* **STATED EXERCISE A**:
Could you express the entries, everything from their very first line down to the line containing "minimize-button[interactable]: – [465, 16, 481, 32]" (both included), as a JSON list of strings with one string per line and blank lines left out?
---------- PROVIDED PASSAGE
Massive SQL JOIN

sjeakins · March 24, 2017, 3:18pm

Hey Guys,

AND (VW.fieldA IS NULL OR P.fieldA IS NULL OR VW.fieldA = P.fieldA)
AND (VW.fieldB IS NULL OR P.fieldB IS NULL OR VW.fieldB = P.fieldB)

I have a table join using this clause on 53 different fields. It takes over an hour to run.

(The strategy is that a record is only eliminated when they both have a value and the values are not equal. NOTE: ISNULL will not work becuase it's a match if either field is null and the other has any value)

Is there smarter logic?

Thanks

Kristen · March 24, 2017, 5:42pm

When I encouter

WHERE (A = 1 OR B = 2)
      AND C = 3

I have often found that a UNION (to avoid the OR) is faster - particularly if I can use a UNION ALL.

With your 53 different fields not sure if that is going to be any use though ...

How often is

(VW.fieldA IS NULL OR P.fieldA IS NULL OR VW.fieldA = P.fieldA)

TRUE - is that the majority, or minority, or "very rare"?

Is one of the fields being NULL more rare than then fields being EQUAL?

I'm just wondering whether it is worth doing something like

INSERT INTO #TEMP
SELECT PKeyCol1, PKeyCol2,
       [FlagFieldA] = CASE WHEN VW.fieldA IS NULL THEN 1 ELSE 0 END,
       [FlagFieldB] = CASE WHEN VW.fieldB IS NULL THEN 1 ELSE 0 END,
       ...
FROM MyTable AS VW

so that on the first pass we gather all the NULL states. It would be helpful to know if ALL FlagFields are 1 - by having some sort of [AllFieldsSet] column. Once all FlagFields are 1 then the row needs no further processing - it is a match.

Then on second pass only process rows where [AllFieldsSet] = 0 and set columns to 1 if P.FieldX IS NULL AND #TEMP.FlagFieldX = 0

Might just be possible that this beats SQL's query planner ... but ... in the main, of course, it doesn't happen that some programming-around is quicker than the Query Planner.

Second thought:

Take the rarest event that is likely to be true. Let's say that is FieldC

INSERT INTO #TEMP
SELECT *
FROM
(
    (
        SELECT PKeyCol1, PKeyCol2
        FROM MyTable AS VW
        WHERE VW.fieldC IS NULL
        UNION
        SELECT PKeyCol1, PKeyCol2
        FROM MyTable2 AS P
        WHERE P.fieldC IS NULL
    ) UNION ALL
    SELECT PKeyCol1, PKeyCol2
    FROM MyTable AS VW
        JOIN MyTable2 AS P
            ON P.fieldC = VW.fieldC
) AS X

and then JOIN #TEMP to the other FieldY tests to reduce the number of rows that are compared.
--------------------
---------- DATA
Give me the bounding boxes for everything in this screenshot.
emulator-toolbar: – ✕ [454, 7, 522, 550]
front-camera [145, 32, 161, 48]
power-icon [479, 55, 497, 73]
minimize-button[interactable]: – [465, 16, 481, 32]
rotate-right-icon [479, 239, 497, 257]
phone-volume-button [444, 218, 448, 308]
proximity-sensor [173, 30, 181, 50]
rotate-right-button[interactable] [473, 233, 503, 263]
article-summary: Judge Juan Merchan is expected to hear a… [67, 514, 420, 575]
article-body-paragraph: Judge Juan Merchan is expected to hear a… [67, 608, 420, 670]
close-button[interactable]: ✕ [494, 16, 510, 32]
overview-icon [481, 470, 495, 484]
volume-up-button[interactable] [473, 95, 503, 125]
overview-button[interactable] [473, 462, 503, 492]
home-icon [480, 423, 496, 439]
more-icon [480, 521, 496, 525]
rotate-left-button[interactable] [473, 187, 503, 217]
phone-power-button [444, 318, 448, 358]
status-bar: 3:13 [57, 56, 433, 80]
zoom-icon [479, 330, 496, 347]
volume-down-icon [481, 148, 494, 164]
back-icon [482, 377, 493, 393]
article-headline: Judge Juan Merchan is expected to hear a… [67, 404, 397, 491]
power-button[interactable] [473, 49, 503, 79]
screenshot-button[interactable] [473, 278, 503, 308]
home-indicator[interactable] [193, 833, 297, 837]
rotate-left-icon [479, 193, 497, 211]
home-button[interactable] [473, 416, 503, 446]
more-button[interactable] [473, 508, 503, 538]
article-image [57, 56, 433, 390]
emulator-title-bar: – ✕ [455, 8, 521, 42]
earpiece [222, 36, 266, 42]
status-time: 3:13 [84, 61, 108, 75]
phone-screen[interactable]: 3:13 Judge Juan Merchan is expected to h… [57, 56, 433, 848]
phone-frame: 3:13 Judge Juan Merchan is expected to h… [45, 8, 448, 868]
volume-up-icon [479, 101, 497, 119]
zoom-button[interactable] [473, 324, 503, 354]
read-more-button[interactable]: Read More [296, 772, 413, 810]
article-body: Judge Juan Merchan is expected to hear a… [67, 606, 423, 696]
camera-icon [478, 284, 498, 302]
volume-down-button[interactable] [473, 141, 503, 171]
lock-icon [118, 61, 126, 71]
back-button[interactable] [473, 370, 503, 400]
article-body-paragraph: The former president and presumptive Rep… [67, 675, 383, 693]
--------------------
* **STATED EXERCISE B**:
Can you carry on the forum thread about the slow 53-field SQL join from where it stops?

* **TASK RESULT A**:
[
  "Give me the bounding boxes for everything in this screenshot.",
  "emulator-toolbar: – ✕ [454, 7, 522, 550]",
  "front-camera [145, 32, 161, 48]",
  "power-icon [479, 55, 497, 73]",
  "minimize-button[interactable]: – [465, 16, 481, 32]"
]

* **TASK RESULT B**:
ScottPletcher · March 24, 2017, 7:41pm

Can you add a bit or tinyint column as a flag to the table rows to indicate matched / unmatched / unknown|needs-checked? Or do all the rows change every day??

The idea being to avoid having to check unchecked rows the next time. You'd only have to checked new/modified rows.

sjeakins · March 24, 2017, 8:49pm

They change all the time...

sjeakins · March 24, 2017, 8:57pm

This is a mixed bag. I'm comparing catalogs (XML Imports) to the existing schema. Comparing these fields is equivalent to matching certain subsets.

Interestingly, though, table A is view. I could do a couple of things
1) Join the tables directly (I just don't see the advantage - that's where the field count comes from, 53 tables)
2) Add a flag field to the view. Can you explain how I might gain by comparing the flag field rather than null?

I also wondered about progressive subsets. I can extract say, 10 field comparisons, putting those matching rows into a subset (temp table). I could then compare, say, 10 fields of the subset against the view into a new subset (temp table) ... etc. to end. Would I gain performance with this?

Thanks for your reply, btw.

Kristen · March 25, 2017, 6:30am

I don't think you will, on its own.

What I was hoping might work is to establish where FieldA matches (either on one of the pair of columns being NULL or the fields being EQUAL). For a single column that is indexed this should be quick.

Provided you could do this for the most, or "one of the most", selective columns first you would then have a subset of the total data which is, say, only 10% of the rows.

If you then only test those rows for the remainder of the column tests you will only be checking 10% of the total data with the "big JOIN query"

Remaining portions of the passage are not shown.